=== Provided entries ===
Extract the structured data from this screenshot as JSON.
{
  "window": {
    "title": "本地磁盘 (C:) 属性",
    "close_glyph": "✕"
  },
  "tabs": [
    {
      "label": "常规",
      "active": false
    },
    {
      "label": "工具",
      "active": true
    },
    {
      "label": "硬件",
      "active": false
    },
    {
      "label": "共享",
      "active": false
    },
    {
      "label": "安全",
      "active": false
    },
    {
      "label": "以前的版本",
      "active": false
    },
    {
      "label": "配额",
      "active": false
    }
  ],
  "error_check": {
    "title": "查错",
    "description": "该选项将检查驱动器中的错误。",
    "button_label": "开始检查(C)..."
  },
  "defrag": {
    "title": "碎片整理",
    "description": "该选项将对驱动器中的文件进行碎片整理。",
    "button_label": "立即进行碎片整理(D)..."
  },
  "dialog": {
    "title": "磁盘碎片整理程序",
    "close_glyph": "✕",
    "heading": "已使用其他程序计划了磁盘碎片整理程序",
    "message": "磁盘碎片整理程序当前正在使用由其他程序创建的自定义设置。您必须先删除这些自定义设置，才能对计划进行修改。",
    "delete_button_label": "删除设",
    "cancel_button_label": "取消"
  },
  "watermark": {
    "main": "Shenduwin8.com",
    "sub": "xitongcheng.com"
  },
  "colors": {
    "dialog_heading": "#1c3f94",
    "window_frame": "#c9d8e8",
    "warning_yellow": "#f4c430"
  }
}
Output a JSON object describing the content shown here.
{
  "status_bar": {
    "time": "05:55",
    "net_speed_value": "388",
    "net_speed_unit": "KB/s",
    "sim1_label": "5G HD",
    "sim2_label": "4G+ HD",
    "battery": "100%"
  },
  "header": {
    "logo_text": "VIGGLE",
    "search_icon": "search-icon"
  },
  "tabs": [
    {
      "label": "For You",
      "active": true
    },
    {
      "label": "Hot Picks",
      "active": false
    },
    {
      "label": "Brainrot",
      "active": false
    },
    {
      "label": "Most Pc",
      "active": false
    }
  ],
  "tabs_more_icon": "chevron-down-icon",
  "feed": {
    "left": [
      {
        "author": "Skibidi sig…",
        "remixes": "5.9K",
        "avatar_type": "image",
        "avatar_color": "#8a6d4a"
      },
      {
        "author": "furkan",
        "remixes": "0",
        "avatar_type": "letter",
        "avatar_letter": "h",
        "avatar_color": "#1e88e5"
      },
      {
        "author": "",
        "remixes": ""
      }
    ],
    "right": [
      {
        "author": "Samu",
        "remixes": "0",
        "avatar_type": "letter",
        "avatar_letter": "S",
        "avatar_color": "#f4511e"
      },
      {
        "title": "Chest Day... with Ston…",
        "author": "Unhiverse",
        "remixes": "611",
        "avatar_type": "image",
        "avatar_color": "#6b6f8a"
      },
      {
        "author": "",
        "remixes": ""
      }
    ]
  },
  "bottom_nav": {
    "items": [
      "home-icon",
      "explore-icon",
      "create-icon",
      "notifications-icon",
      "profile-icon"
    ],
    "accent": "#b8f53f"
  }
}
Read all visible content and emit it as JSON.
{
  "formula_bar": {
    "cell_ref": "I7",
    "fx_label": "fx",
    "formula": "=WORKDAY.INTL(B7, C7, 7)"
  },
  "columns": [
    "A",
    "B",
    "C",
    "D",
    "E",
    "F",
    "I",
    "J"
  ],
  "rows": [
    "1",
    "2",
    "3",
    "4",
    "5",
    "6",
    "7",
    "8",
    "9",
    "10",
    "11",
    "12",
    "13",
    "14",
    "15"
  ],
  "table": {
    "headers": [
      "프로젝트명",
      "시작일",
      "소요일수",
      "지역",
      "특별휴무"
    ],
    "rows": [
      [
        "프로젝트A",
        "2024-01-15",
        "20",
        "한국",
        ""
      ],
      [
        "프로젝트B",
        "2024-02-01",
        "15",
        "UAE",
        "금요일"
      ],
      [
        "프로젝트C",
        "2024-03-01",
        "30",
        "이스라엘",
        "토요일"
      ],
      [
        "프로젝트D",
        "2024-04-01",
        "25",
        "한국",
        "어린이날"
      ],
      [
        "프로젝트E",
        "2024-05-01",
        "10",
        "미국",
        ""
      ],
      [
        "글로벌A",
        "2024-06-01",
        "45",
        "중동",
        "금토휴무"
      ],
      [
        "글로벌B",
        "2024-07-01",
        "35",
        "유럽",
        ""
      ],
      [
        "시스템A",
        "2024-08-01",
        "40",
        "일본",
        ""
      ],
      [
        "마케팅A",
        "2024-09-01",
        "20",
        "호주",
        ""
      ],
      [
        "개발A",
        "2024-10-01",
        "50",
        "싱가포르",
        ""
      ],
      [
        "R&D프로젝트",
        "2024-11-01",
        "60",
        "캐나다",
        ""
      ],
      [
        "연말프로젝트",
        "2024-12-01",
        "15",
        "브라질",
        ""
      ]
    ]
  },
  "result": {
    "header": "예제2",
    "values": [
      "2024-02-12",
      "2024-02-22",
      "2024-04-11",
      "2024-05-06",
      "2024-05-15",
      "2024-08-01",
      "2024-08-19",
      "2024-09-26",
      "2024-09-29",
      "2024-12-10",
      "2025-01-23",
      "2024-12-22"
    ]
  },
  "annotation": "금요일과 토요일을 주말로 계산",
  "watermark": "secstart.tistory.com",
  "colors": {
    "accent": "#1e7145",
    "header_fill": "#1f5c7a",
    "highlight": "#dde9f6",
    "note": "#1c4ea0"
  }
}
===
Instructions to follow » Output the records verbatim, from the first line to the last.

Complete answer »
Extract the structured data from this screenshot as JSON.
{
  "window": {
    "title": "本地磁盘 (C:) 属性",
    "close_glyph": "✕"
  },
  "tabs": [
    {
      "label": "常规",
      "active": false
    },
    {
      "label": "工具",
      "active": true
    },
    {
      "label": "硬件",
      "active": false
    },
    {
      "label": "共享",
      "active": false
    },
    {
      "label": "安全",
      "active": false
    },
    {
      "label": "以前的版本",
      "active": false
    },
    {
      "label": "配额",
      "active": false
    }
  ],
  "error_check": {
    "title": "查错",
    "description": "该选项将检查驱动器中的错误。",
    "button_label": "开始检查(C)..."
  },
  "defrag": {
    "title": "碎片整理",
    "description": "该选项将对驱动器中的文件进行碎片整理。",
    "button_label": "立即进行碎片整理(D)..."
  },
  "dialog": {
    "title": "磁盘碎片整理程序",
    "close_glyph": "✕",
    "heading": "已使用其他程序计划了磁盘碎片整理程序",
    "message": "磁盘碎片整理程序当前正在使用由其他程序创建的自定义设置。您必须先删除这些自定义设置，才能对计划进行修改。",
    "delete_button_label": "删除设",
    "cancel_button_label": "取消"
  },
  "watermark": {
    "main": "Shenduwin8.com",
    "sub": "xitongcheng.com"
  },
  "colors": {
    "dialog_heading": "#1c3f94",
    "window_frame": "#c9d8e8",
    "warning_yellow": "#f4c430"
  }
}
Output a JSON object describing the content shown here.
{
  "status_bar": {
    "time": "05:55",
    "net_speed_value": "388",
    "net_speed_unit": "KB/s",
    "sim1_label": "5G HD",
    "sim2_label": "4G+ HD",
    "battery": "100%"
  },
  "header": {
    "logo_text": "VIGGLE",
    "search_icon": "search-icon"
  },
  "tabs": [
    {
      "label": "For You",
      "active": true
    },
    {
      "label": "Hot Picks",
      "active": false
    },
    {
      "label": "Brainrot",
      "active": false
    },
    {
      "label": "Most Pc",
      "active": false
    }
  ],
  "tabs_more_icon": "chevron-down-icon",
  "feed": {
    "left": [
      {
        "author": "Skibidi sig…",
        "remixes": "5.9K",
        "avatar_type": "image",
        "avatar_color": "#8a6d4a"
      },
      {
        "author": "furkan",
        "remixes": "0",
        "avatar_type": "letter",
        "avatar_letter": "h",
        "avatar_color": "#1e88e5"
      },
      {
        "author": "",
        "remixes": ""
      }
    ],
    "right": [
      {
        "author": "Samu",
        "remixes": "0",
        "avatar_type": "letter",
        "avatar_letter": "S",
        "avatar_color": "#f4511e"
      },
      {
        "title": "Chest Day... with Ston…",
        "author": "Unhiverse",
        "remixes": "611",
        "avatar_type": "image",
        "avatar_color": "#6b6f8a"
      },
      {
        "author": "",
        "remixes": ""
      }
    ]
  },
  "bottom_nav": {
    "items": [
      "home-icon",
      "explore-icon",
      "create-icon",
      "notifications-icon",
      "profile-icon"
    ],
    "accent": "#b8f53f"
  }
}
Read all visible content and emit it as JSON.
{
  "formula_bar": {
    "cell_ref": "I7",
    "fx_label": "fx",
    "formula": "=WORKDAY.INTL(B7, C7, 7)"
  },
  "columns": [
    "A",
    "B",
    "C",
    "D",
    "E",
    "F",
    "I",
    "J"
  ],
  "rows": [
    "1",
    "2",
    "3",
    "4",
    "5",
    "6",
    "7",
    "8",
    "9",
    "10",
    "11",
    "12",
    "13",
    "14",
    "15"
  ],
  "table": {
    "headers": [
      "프로젝트명",
      "시작일",
      "소요일수",
      "지역",
      "특별휴무"
    ],
    "rows": [
      [
        "프로젝트A",
        "2024-01-15",
        "20",
        "한국",
        ""
      ],
      [
        "프로젝트B",
        "2024-02-01",
        "15",
        "UAE",
        "금요일"
      ],
      [
        "프로젝트C",
        "2024-03-01",
        "30",
        "이스라엘",
        "토요일"
      ],
      [
        "프로젝트D",
        "2024-04-01",
        "25",
        "한국",
        "어린이날"
      ],
      [
        "프로젝트E",
        "2024-05-01",
        "10",
        "미국",
        ""
      ],
      [
        "글로벌A",
        "2024-06-01",
        "45",
        "중동",
        "금토휴무"
      ],
      [
        "글로벌B",
        "2024-07-01",
        "35",
        "유럽",
        ""
      ],
      [
        "시스템A",
        "2024-08-01",
        "40",
        "일본",
        ""
      ],
      [
        "마케팅A",
        "2024-09-01",
        "20",
        "호주",
        ""
      ],
      [
        "개발A",
        "2024-10-01",
        "50",
        "싱가포르",
        ""
      ],
      [
        "R&D프로젝트",
        "2024-11-01",
        "60",
        "캐나다",
        ""
      ],
      [
        "연말프로젝트",
        "2024-12-01",
        "15",
        "브라질",
        ""
      ]
    ]
  },
  "result": {
    "header": "예제2",
    "values": [
      "2024-02-12",
      "2024-02-22",
      "2024-04-11",
      "2024-05-06",
      "2024-05-15",
      "2024-08-01",
      "2024-08-19",
      "2024-09-26",
      "2024-09-29",
      "2024-12-10",
      "2025-01-23",
      "2024-12-22"
    ]
  },
  "annotation": "금요일과 토요일을 주말로 계산",
  "watermark": "secstart.tistory.com",
  "colors": {
    "accent": "#1e7145",
    "header_fill": "#1f5c7a",
    "highlight": "#dde9f6",
    "note": "#1c4ea0"
  }
}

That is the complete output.